[Dataset listings of figures]
==============================

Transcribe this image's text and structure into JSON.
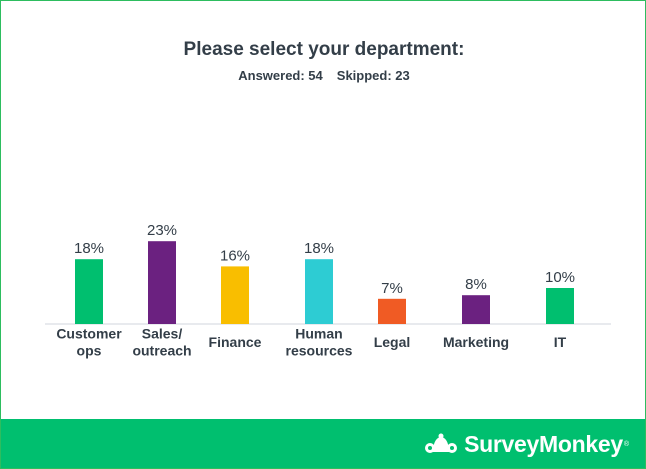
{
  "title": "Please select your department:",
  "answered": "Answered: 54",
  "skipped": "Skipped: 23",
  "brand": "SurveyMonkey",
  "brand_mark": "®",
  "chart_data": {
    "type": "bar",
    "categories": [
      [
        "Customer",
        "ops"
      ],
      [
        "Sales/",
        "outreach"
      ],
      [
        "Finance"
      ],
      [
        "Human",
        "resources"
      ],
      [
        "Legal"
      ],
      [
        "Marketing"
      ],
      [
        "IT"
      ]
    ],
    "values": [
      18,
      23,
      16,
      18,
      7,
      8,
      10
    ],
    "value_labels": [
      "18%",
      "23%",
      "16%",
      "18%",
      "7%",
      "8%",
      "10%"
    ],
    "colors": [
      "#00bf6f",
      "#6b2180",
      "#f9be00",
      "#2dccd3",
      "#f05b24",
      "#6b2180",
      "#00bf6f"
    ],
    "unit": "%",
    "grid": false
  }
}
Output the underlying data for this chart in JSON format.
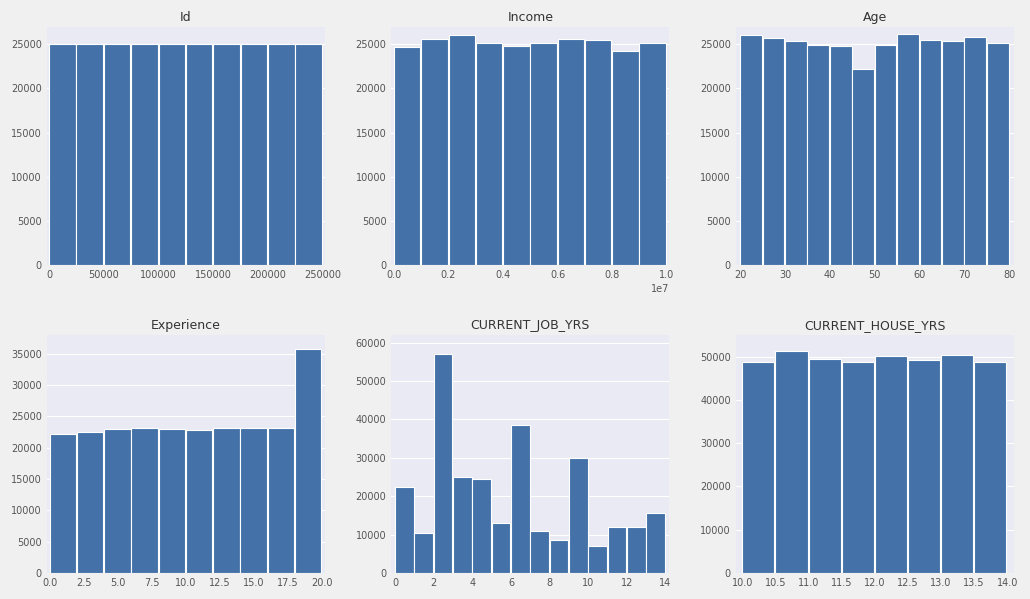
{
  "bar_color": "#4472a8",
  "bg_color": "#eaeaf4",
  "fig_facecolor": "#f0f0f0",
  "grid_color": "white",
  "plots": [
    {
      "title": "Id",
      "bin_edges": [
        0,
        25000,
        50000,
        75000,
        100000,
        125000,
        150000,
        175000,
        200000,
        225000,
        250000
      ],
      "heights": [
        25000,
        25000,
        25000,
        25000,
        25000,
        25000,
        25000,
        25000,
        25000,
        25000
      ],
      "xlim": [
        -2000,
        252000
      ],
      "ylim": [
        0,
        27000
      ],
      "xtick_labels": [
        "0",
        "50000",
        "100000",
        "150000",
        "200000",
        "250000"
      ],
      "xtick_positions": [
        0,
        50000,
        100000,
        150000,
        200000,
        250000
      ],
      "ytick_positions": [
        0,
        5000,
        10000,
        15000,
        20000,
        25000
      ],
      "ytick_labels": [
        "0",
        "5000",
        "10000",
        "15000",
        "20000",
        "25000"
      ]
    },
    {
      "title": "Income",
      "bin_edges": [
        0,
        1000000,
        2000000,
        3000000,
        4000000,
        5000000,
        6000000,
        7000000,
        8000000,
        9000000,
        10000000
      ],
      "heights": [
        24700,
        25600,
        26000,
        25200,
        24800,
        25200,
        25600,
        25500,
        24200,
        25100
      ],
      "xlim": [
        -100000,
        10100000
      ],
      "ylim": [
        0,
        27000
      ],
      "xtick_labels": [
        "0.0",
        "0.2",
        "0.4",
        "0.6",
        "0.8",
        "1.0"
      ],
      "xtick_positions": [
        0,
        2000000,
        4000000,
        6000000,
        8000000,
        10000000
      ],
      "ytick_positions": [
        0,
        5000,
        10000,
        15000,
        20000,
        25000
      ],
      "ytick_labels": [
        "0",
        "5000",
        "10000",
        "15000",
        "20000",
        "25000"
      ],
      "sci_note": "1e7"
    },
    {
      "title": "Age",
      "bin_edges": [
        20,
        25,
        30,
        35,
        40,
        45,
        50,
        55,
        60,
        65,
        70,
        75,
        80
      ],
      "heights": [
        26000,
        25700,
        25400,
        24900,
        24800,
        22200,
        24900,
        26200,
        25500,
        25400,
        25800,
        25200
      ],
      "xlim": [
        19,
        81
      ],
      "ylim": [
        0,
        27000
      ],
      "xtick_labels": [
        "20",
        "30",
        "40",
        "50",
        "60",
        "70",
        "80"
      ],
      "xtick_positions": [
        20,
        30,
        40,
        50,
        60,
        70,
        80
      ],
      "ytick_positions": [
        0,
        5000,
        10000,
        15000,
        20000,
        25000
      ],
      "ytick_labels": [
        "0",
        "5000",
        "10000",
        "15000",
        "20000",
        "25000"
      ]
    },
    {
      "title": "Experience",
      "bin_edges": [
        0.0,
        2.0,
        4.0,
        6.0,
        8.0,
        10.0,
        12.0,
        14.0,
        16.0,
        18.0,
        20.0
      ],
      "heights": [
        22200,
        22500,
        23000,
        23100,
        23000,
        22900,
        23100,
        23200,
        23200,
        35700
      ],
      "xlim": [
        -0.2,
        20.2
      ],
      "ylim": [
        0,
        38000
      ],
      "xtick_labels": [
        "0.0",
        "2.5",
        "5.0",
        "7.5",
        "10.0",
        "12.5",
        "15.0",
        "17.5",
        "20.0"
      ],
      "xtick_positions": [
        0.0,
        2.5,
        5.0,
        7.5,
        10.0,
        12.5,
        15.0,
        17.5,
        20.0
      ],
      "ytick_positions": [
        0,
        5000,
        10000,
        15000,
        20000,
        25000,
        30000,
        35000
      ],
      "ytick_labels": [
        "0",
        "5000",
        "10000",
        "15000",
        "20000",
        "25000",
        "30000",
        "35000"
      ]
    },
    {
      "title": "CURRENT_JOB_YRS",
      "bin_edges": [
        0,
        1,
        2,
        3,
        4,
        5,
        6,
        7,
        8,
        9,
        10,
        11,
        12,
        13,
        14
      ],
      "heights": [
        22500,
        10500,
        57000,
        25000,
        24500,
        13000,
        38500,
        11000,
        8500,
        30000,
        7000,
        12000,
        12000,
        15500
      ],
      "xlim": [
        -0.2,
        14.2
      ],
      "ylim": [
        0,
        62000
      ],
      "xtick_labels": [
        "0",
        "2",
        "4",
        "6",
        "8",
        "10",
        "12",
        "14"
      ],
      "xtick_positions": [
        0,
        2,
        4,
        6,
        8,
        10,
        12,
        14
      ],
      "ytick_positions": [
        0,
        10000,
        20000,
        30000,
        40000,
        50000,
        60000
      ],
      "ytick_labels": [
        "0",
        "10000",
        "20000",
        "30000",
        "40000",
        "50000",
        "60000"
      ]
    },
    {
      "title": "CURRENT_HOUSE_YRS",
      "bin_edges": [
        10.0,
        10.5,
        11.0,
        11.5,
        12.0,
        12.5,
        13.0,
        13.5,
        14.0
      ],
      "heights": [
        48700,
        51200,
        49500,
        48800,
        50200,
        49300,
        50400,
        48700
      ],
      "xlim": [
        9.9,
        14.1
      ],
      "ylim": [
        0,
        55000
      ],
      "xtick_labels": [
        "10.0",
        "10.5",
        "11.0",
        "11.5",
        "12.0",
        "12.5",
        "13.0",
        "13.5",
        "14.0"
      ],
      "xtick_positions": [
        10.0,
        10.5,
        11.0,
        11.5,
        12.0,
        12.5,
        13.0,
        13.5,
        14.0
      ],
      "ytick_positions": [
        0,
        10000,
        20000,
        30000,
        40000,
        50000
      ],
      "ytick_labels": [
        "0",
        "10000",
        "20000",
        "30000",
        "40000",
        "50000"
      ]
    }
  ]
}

==============================

Set down every record once more, word for word, without pictures.

# SOLUTION TO THIS EXERCISE:
Transcribe this image's text and structure into JSON.
{
  "title": "Please select your department:",
  "answered": "Answered: 54",
  "skipped": "Skipped: 23",
  "brand": "SurveyMonkey",
  "brand_mark": "®",
  "chart_data": {
    "type": "bar",
    "categories": [
      [
        "Customer",
        "ops"
      ],
      [
        "Sales/",
        "outreach"
      ],
      [
        "Finance"
      ],
      [
        "Human",
        "resources"
      ],
      [
        "Legal"
      ],
      [
        "Marketing"
      ],
      [
        "IT"
      ]
    ],
    "values": [
      18,
      23,
      16,
      18,
      7,
      8,
      10
    ],
    "value_labels": [
      "18%",
      "23%",
      "16%",
      "18%",
      "7%",
      "8%",
      "10%"
    ],
    "colors": [
      "#00bf6f",
      "#6b2180",
      "#f9be00",
      "#2dccd3",
      "#f05b24",
      "#6b2180",
      "#00bf6f"
    ],
    "unit": "%",
    "grid": false
  }
}
Output the underlying data for this chart in JSON format.
{
  "bar_color": "#4472a8",
  "bg_color": "#eaeaf4",
  "fig_facecolor": "#f0f0f0",
  "grid_color": "white",
  "plots": [
    {
      "title": "Id",
      "bin_edges": [
        0,
        25000,
        50000,
        75000,
        100000,
        125000,
        150000,
        175000,
        200000,
        225000,
        250000
      ],
      "heights": [
        25000,
        25000,
        25000,
        25000,
        25000,
        25000,
        25000,
        25000,
        25000,
        25000
      ],
      "xlim": [
        -2000,
        252000
      ],
      "ylim": [
        0,
        27000
      ],
      "xtick_labels": [
        "0",
        "50000",
        "100000",
        "150000",
        "200000",
        "250000"
      ],
      "xtick_positions": [
        0,
        50000,
        100000,
        150000,
        200000,
        250000
      ],
      "ytick_positions": [
        0,
        5000,
        10000,
        15000,
        20000,
        25000
      ],
      "ytick_labels": [
        "0",
        "5000",
        "10000",
        "15000",
        "20000",
        "25000"
      ]
    },
    {
      "title": "Income",
      "bin_edges": [
        0,
        1000000,
        2000000,
        3000000,
        4000000,
        5000000,
        6000000,
        7000000,
        8000000,
        9000000,
        10000000
      ],
      "heights": [
        24700,
        25600,
        26000,
        25200,
        24800,
        25200,
        25600,
        25500,
        24200,
        25100
      ],
      "xlim": [
        -100000,
        10100000
      ],
      "ylim": [
        0,
        27000
      ],
      "xtick_labels": [
        "0.0",
        "0.2",
        "0.4",
        "0.6",
        "0.8",
        "1.0"
      ],
      "xtick_positions": [
        0,
        2000000,
        4000000,
        6000000,
        8000000,
        10000000
      ],
      "ytick_positions": [
        0,
        5000,
        10000,
        15000,
        20000,
        25000
      ],
      "ytick_labels": [
        "0",
        "5000",
        "10000",
        "15000",
        "20000",
        "25000"
      ],
      "sci_note": "1e7"
    },
    {
      "title": "Age",
      "bin_edges": [
        20,
        25,
        30,
        35,
        40,
        45,
        50,
        55,
        60,
        65,
        70,
        75,
        80
      ],
      "heights": [
        26000,
        25700,
        25400,
        24900,
        24800,
        22200,
        24900,
        26200,
        25500,
        25400,
        25800,
        25200
      ],
      "xlim": [
        19,
        81
      ],
      "ylim": [
        0,
        27000
      ],
      "xtick_labels": [
        "20",
        "30",
        "40",
        "50",
        "60",
        "70",
        "80"
      ],
      "xtick_positions": [
        20,
        30,
        40,
        50,
        60,
        70,
        80
      ],
      "ytick_positions": [
        0,
        5000,
        10000,
        15000,
        20000,
        25000
      ],
      "ytick_labels": [
        "0",
        "5000",
        "10000",
        "15000",
        "20000",
        "25000"
      ]
    },
    {
      "title": "Experience",
      "bin_edges": [
        0.0,
        2.0,
        4.0,
        6.0,
        8.0,
        10.0,
        12.0,
        14.0,
        16.0,
        18.0,
        20.0
      ],
      "heights": [
        22200,
        22500,
        23000,
        23100,
        23000,
        22900,
        23100,
        23200,
        23200,
        35700
      ],
      "xlim": [
        -0.2,
        20.2
      ],
      "ylim": [
        0,
        38000
      ],
      "xtick_labels": [
        "0.0",
        "2.5",
        "5.0",
        "7.5",
        "10.0",
        "12.5",
        "15.0",
        "17.5",
        "20.0"
      ],
      "xtick_positions": [
        0.0,
        2.5,
        5.0,
        7.5,
        10.0,
        12.5,
        15.0,
        17.5,
        20.0
      ],
      "ytick_positions": [
        0,
        5000,
        10000,
        15000,
        20000,
        25000,
        30000,
        35000
      ],
      "ytick_labels": [
        "0",
        "5000",
        "10000",
        "15000",
        "20000",
        "25000",
        "30000",
        "35000"
      ]
    },
    {
      "title": "CURRENT_JOB_YRS",
      "bin_edges": [
        0,
        1,
        2,
        3,
        4,
        5,
        6,
        7,
        8,
        9,
        10,
        11,
        12,
        13,
        14
      ],
      "heights": [
        22500,
        10500,
        57000,
        25000,
        24500,
        13000,
        38500,
        11000,
        8500,
        30000,
        7000,
        12000,
        12000,
        15500
      ],
      "xlim": [
        -0.2,
        14.2
      ],
      "ylim": [
        0,
        62000
      ],
      "xtick_labels": [
        "0",
        "2",
        "4",
        "6",
        "8",
        "10",
        "12",
        "14"
      ],
      "xtick_positions": [
        0,
        2,
        4,
        6,
        8,
        10,
        12,
        14
      ],
      "ytick_positions": [
        0,
        10000,
        20000,
        30000,
        40000,
        50000,
        60000
      ],
      "ytick_labels": [
        "0",
        "10000",
        "20000",
        "30000",
        "40000",
        "50000",
        "60000"
      ]
    },
    {
      "title": "CURRENT_HOUSE_YRS",
      "bin_edges": [
        10.0,
        10.5,
        11.0,
        11.5,
        12.0,
        12.5,
        13.0,
        13.5,
        14.0
      ],
      "heights": [
        48700,
        51200,
        49500,
        48800,
        50200,
        49300,
        50400,
        48700
      ],
      "xlim": [
        9.9,
        14.1
      ],
      "ylim": [
        0,
        55000
      ],
      "xtick_labels": [
        "10.0",
        "10.5",
        "11.0",
        "11.5",
        "12.0",
        "12.5",
        "13.0",
        "13.5",
        "14.0"
      ],
      "xtick_positions": [
        10.0,
        10.5,
        11.0,
        11.5,
        12.0,
        12.5,
        13.0,
        13.5,
        14.0
      ],
      "ytick_positions": [
        0,
        10000,
        20000,
        30000,
        40000,
        50000
      ],
      "ytick_labels": [
        "0",
        "10000",
        "20000",
        "30000",
        "40000",
        "50000"
      ]
    }
  ]
}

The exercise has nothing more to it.